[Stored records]
----------------------------------------

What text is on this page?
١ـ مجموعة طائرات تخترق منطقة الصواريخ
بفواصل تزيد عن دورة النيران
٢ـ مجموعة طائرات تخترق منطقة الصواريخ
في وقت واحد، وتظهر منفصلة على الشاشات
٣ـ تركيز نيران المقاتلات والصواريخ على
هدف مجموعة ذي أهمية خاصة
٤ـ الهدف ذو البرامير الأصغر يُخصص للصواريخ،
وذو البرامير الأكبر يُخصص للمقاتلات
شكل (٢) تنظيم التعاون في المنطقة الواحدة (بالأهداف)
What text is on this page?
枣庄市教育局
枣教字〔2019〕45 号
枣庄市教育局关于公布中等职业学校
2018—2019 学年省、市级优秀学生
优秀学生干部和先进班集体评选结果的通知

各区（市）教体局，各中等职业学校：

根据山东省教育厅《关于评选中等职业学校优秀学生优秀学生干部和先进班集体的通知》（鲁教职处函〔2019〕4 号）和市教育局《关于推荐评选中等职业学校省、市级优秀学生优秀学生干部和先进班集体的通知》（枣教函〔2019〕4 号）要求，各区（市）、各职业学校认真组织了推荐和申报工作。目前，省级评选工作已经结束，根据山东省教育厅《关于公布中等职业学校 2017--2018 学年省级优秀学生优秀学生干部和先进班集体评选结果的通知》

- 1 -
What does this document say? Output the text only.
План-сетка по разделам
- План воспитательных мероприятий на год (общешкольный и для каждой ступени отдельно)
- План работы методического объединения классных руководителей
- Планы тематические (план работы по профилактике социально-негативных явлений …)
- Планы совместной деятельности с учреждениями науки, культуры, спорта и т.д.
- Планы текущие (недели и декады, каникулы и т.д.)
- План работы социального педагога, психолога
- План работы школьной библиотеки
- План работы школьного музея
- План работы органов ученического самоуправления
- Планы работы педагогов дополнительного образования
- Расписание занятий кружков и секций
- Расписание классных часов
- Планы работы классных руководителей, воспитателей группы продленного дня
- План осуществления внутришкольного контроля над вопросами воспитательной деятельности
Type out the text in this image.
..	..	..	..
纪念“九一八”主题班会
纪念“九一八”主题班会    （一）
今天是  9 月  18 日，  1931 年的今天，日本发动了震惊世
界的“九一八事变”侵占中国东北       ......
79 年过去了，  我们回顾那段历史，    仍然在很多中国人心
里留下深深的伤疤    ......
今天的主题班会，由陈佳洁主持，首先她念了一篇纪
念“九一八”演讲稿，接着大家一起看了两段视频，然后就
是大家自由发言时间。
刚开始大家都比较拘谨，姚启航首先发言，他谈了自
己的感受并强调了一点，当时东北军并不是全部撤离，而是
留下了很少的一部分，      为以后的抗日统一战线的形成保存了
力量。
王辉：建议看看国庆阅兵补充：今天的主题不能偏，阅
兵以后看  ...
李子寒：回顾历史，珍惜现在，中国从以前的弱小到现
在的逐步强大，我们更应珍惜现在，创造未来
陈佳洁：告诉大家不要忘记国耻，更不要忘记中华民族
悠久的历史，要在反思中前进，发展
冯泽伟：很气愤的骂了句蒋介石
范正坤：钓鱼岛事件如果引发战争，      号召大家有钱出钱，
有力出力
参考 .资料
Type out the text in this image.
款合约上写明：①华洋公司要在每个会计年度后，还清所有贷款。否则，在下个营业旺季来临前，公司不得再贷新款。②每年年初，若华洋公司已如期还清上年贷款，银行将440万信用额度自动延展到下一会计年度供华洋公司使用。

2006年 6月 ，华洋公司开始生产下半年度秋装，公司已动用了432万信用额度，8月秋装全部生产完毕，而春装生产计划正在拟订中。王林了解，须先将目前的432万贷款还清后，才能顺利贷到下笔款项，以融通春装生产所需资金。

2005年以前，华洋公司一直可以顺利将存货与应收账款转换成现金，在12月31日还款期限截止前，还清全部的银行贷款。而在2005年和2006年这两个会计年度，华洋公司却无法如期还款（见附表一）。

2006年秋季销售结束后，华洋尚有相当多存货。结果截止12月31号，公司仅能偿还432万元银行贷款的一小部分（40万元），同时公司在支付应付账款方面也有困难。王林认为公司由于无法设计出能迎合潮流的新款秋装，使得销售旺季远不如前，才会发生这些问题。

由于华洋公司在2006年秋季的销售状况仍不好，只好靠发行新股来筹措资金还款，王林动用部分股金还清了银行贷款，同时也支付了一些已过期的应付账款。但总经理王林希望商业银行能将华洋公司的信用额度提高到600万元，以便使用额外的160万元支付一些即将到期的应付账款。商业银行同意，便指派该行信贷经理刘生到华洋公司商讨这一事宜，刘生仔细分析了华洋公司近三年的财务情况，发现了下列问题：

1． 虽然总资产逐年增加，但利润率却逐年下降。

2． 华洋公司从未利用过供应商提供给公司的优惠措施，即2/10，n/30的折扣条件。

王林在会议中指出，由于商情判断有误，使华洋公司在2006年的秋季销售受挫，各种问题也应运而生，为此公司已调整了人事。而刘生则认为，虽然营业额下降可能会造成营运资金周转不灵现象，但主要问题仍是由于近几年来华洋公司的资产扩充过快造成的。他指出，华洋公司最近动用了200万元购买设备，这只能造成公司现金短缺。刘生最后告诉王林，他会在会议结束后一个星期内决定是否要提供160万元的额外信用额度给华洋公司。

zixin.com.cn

----------------------------------------

[AIM] Quote all the records exactly, please, leaving none out.

[TASK ANSWER]
What text is on this page?
١ـ مجموعة طائرات تخترق منطقة الصواريخ
بفواصل تزيد عن دورة النيران
٢ـ مجموعة طائرات تخترق منطقة الصواريخ
في وقت واحد، وتظهر منفصلة على الشاشات
٣ـ تركيز نيران المقاتلات والصواريخ على
هدف مجموعة ذي أهمية خاصة
٤ـ الهدف ذو البرامير الأصغر يُخصص للصواريخ،
وذو البرامير الأكبر يُخصص للمقاتلات
شكل (٢) تنظيم التعاون في المنطقة الواحدة (بالأهداف)
What text is on this page?
枣庄市教育局
枣教字〔2019〕45 号
枣庄市教育局关于公布中等职业学校
2018—2019 学年省、市级优秀学生
优秀学生干部和先进班集体评选结果的通知

各区（市）教体局，各中等职业学校：

根据山东省教育厅《关于评选中等职业学校优秀学生优秀学生干部和先进班集体的通知》（鲁教职处函〔2019〕4 号）和市教育局《关于推荐评选中等职业学校省、市级优秀学生优秀学生干部和先进班集体的通知》（枣教函〔2019〕4 号）要求，各区（市）、各职业学校认真组织了推荐和申报工作。目前，省级评选工作已经结束，根据山东省教育厅《关于公布中等职业学校 2017--2018 学年省级优秀学生优秀学生干部和先进班集体评选结果的通知》

- 1 -
What does this document say? Output the text only.
План-сетка по разделам
- План воспитательных мероприятий на год (общешкольный и для каждой ступени отдельно)
- План работы методического объединения классных руководителей
- Планы тематические (план работы по профилактике социально-негативных явлений …)
- Планы совместной деятельности с учреждениями науки, культуры, спорта и т.д.
- Планы текущие (недели и декады, каникулы и т.д.)
- План работы социального педагога, психолога
- План работы школьной библиотеки
- План работы школьного музея
- План работы органов ученического самоуправления
- Планы работы педагогов дополнительного образования
- Расписание занятий кружков и секций
- Расписание классных часов
- Планы работы классных руководителей, воспитателей группы продленного дня
- План осуществления внутришкольного контроля над вопросами воспитательной деятельности
Type out the text in this image.
..	..	..	..
纪念“九一八”主题班会
纪念“九一八”主题班会    （一）
今天是  9 月  18 日，  1931 年的今天，日本发动了震惊世
界的“九一八事变”侵占中国东北       ......
79 年过去了，  我们回顾那段历史，    仍然在很多中国人心
里留下深深的伤疤    ......
今天的主题班会，由陈佳洁主持，首先她念了一篇纪
念“九一八”演讲稿，接着大家一起看了两段视频，然后就
是大家自由发言时间。
刚开始大家都比较拘谨，姚启航首先发言，他谈了自
己的感受并强调了一点，当时东北军并不是全部撤离，而是
留下了很少的一部分，      为以后的抗日统一战线的形成保存了
力量。
王辉：建议看看国庆阅兵补充：今天的主题不能偏，阅
兵以后看  ...
李子寒：回顾历史，珍惜现在，中国从以前的弱小到现
在的逐步强大，我们更应珍惜现在，创造未来
陈佳洁：告诉大家不要忘记国耻，更不要忘记中华民族
悠久的历史，要在反思中前进，发展
冯泽伟：很气愤的骂了句蒋介石
范正坤：钓鱼岛事件如果引发战争，      号召大家有钱出钱，
有力出力
参考 .资料
Type out the text in this image.
款合约上写明：①华洋公司要在每个会计年度后，还清所有贷款。否则，在下个营业旺季来临前，公司不得再贷新款。②每年年初，若华洋公司已如期还清上年贷款，银行将440万信用额度自动延展到下一会计年度供华洋公司使用。

2006年 6月 ，华洋公司开始生产下半年度秋装，公司已动用了432万信用额度，8月秋装全部生产完毕，而春装生产计划正在拟订中。王林了解，须先将目前的432万贷款还清后，才能顺利贷到下笔款项，以融通春装生产所需资金。

2005年以前，华洋公司一直可以顺利将存货与应收账款转换成现金，在12月31日还款期限截止前，还清全部的银行贷款。而在2005年和2006年这两个会计年度，华洋公司却无法如期还款（见附表一）。

2006年秋季销售结束后，华洋尚有相当多存货。结果截止12月31号，公司仅能偿还432万元银行贷款的一小部分（40万元），同时公司在支付应付账款方面也有困难。王林认为公司由于无法设计出能迎合潮流的新款秋装，使得销售旺季远不如前，才会发生这些问题。

由于华洋公司在2006年秋季的销售状况仍不好，只好靠发行新股来筹措资金还款，王林动用部分股金还清了银行贷款，同时也支付了一些已过期的应付账款。但总经理王林希望商业银行能将华洋公司的信用额度提高到600万元，以便使用额外的160万元支付一些即将到期的应付账款。商业银行同意，便指派该行信贷经理刘生到华洋公司商讨这一事宜，刘生仔细分析了华洋公司近三年的财务情况，发现了下列问题：

1． 虽然总资产逐年增加，但利润率却逐年下降。

2． 华洋公司从未利用过供应商提供给公司的优惠措施，即2/10，n/30的折扣条件。

王林在会议中指出，由于商情判断有误，使华洋公司在2006年的秋季销售受挫，各种问题也应运而生，为此公司已调整了人事。而刘生则认为，虽然营业额下降可能会造成营运资金周转不灵现象，但主要问题仍是由于近几年来华洋公司的资产扩充过快造成的。他指出，华洋公司最近动用了200万元购买设备，这只能造成公司现金短缺。刘生最后告诉王林，他会在会议结束后一个星期内决定是否要提供160万元的额外信用额度给华洋公司。

zixin.com.cn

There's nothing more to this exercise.